• _What you have to do_
Find and copy lines holding "klimatu".

• _Exercise inputs_
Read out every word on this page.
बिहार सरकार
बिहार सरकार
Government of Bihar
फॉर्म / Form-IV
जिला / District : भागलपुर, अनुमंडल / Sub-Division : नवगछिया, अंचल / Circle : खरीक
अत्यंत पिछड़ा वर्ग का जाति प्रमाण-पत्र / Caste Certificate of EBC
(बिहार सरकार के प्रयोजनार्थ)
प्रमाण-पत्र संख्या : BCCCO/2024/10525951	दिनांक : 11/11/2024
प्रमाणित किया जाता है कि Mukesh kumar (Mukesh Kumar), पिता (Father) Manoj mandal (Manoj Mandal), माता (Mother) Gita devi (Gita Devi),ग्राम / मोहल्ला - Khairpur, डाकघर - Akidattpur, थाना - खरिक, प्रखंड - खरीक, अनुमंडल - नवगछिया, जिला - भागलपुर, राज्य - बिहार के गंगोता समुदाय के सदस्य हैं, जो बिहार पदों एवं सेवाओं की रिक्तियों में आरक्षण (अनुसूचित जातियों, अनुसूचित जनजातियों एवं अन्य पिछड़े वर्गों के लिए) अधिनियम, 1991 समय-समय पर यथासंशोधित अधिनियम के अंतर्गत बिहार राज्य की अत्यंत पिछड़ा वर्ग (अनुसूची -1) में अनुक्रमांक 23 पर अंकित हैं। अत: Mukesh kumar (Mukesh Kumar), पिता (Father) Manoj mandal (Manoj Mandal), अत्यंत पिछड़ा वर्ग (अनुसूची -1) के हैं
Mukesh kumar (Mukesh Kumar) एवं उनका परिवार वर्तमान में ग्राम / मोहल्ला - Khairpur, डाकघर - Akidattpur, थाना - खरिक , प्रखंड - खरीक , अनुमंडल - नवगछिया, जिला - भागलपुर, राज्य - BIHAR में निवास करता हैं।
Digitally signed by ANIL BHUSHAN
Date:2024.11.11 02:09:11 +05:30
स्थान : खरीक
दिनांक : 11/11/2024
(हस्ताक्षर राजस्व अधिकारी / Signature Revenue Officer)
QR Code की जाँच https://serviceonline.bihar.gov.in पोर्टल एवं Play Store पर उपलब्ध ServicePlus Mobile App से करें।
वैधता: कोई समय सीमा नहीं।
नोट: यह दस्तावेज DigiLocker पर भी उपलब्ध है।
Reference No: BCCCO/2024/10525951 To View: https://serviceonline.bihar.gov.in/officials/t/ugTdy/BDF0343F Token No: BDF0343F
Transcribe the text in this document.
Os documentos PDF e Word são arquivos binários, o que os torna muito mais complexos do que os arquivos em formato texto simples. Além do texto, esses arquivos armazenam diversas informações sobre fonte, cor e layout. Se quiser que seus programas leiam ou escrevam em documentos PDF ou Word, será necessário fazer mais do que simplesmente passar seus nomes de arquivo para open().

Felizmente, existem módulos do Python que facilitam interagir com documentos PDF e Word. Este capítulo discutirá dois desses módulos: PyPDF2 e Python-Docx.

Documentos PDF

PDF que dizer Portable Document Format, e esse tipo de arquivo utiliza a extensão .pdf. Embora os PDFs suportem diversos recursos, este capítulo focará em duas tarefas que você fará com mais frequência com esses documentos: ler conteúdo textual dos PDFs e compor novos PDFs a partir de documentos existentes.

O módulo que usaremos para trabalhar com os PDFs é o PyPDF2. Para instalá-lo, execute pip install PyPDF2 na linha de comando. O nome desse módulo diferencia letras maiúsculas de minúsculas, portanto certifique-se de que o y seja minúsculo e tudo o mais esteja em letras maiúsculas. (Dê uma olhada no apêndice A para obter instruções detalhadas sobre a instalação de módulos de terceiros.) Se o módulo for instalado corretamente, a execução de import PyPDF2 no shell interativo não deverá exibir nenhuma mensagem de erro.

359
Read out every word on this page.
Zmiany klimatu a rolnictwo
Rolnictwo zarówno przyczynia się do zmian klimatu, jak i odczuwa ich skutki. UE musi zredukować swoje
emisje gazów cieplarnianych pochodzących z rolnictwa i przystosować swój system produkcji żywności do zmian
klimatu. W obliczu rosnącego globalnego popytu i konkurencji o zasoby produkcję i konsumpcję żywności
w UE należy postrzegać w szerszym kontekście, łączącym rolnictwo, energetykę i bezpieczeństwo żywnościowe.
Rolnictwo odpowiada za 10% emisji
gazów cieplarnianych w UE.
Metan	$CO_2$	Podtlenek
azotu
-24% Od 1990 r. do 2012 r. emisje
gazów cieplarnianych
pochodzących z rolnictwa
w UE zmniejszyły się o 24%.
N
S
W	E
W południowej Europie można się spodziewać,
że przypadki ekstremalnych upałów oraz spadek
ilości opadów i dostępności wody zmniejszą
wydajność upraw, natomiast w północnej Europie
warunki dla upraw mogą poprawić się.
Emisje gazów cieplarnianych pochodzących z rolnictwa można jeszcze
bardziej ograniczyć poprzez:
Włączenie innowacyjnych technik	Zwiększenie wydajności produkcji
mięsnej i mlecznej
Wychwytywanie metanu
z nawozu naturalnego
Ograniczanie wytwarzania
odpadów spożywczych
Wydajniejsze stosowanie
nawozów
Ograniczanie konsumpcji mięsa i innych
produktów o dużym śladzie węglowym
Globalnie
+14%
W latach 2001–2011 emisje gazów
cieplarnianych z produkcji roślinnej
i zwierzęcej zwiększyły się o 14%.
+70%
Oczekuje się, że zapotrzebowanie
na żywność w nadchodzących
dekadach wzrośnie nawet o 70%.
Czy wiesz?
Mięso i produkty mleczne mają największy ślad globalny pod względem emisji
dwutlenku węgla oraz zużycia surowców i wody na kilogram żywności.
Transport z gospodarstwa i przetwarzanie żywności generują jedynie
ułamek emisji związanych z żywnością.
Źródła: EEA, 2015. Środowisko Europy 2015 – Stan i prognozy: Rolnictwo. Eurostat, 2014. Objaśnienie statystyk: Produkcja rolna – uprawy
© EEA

• _Task result_
Zmiany klimatu a rolnictwo
Rolnictwo zarówno przyczynia się do zmian klimatu, jak i odczuwa ich skutki. UE musi zredukować swoje
klimatu. W obliczu rosnącego globalnego popytu i konkurencji o zasoby produkcję i konsumpcję żywności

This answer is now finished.